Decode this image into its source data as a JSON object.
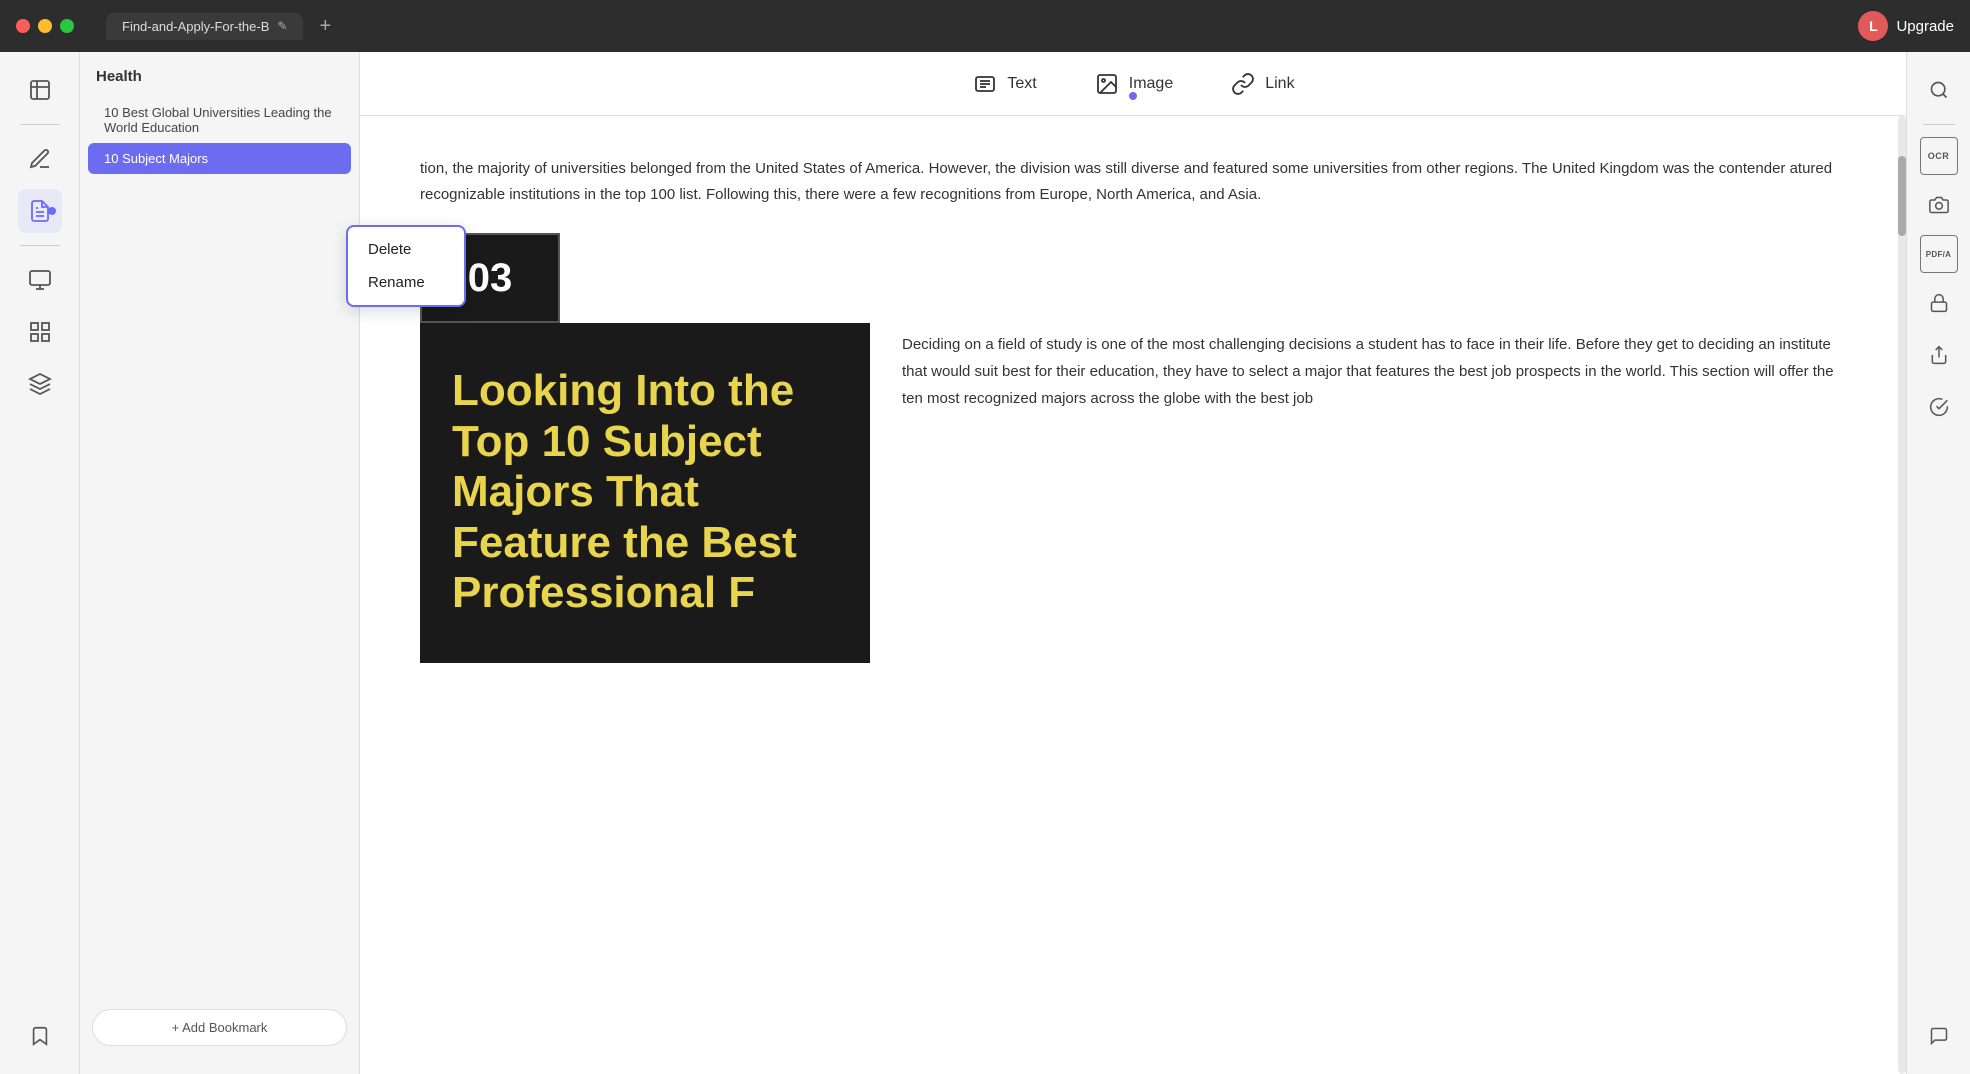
{
  "titlebar": {
    "tab_title": "Find-and-Apply-For-the-B",
    "upgrade_label": "Upgrade",
    "user_initial": "L"
  },
  "left_sidebar": {
    "icons": [
      {
        "name": "bookmarks-icon",
        "symbol": "📑"
      },
      {
        "name": "annotation-icon",
        "symbol": "✏️"
      },
      {
        "name": "notes-icon",
        "symbol": "📝"
      },
      {
        "name": "pages-icon",
        "symbol": "📋"
      },
      {
        "name": "layers-icon",
        "symbol": "⊞"
      },
      {
        "name": "bookmark-add-icon",
        "symbol": "🔖"
      }
    ]
  },
  "panel_sidebar": {
    "section_title": "Health",
    "items": [
      {
        "label": "10 Best Global Universities Leading the World Education"
      },
      {
        "label": "10 Subject Majors",
        "active": true
      }
    ],
    "add_bookmark_label": "+ Add Bookmark"
  },
  "context_menu": {
    "items": [
      {
        "label": "Delete"
      },
      {
        "label": "Rename"
      }
    ]
  },
  "toolbar": {
    "items": [
      {
        "label": "Text",
        "icon": "text-icon"
      },
      {
        "label": "Image",
        "icon": "image-icon"
      },
      {
        "label": "Link",
        "icon": "link-icon"
      }
    ]
  },
  "document": {
    "paragraph1": "tion, the majority of universities belonged from the United States of America. However, the division was still diverse and featured some universities from other regions. The United Kingdom was the contender atured recognizable institutions in the top 100 list. Following this, there were a few recognitions from Europe, North America, and Asia.",
    "section_number": "03",
    "section_image_text": "Looking Into the Top 10 Subject Majors That Feature the Best Professional F",
    "section_body": "Deciding on a field of study is one of the most challenging decisions a student has to face in their life. Before they get to deciding an institute that would suit best for their education, they have to select a major that features the best job prospects in the world. This section will offer the ten most recognized majors across the globe with the best job"
  },
  "right_sidebar": {
    "icons": [
      {
        "name": "search-icon",
        "symbol": "🔍"
      },
      {
        "name": "ocr-icon",
        "label": "OCR"
      },
      {
        "name": "snapshot-icon",
        "symbol": "📷"
      },
      {
        "name": "pdfa-icon",
        "label": "PDF/A"
      },
      {
        "name": "secure-icon",
        "symbol": "🔒"
      },
      {
        "name": "share-icon",
        "symbol": "↑"
      },
      {
        "name": "check-icon",
        "symbol": "✓"
      },
      {
        "name": "chat-icon",
        "symbol": "💬"
      }
    ]
  }
}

○ ○ ○ ○ ○ ○ ○

Task description. Determine the number of lines in the listing that hold the word "Subject", and supply that number and nothing further.

Full output. 2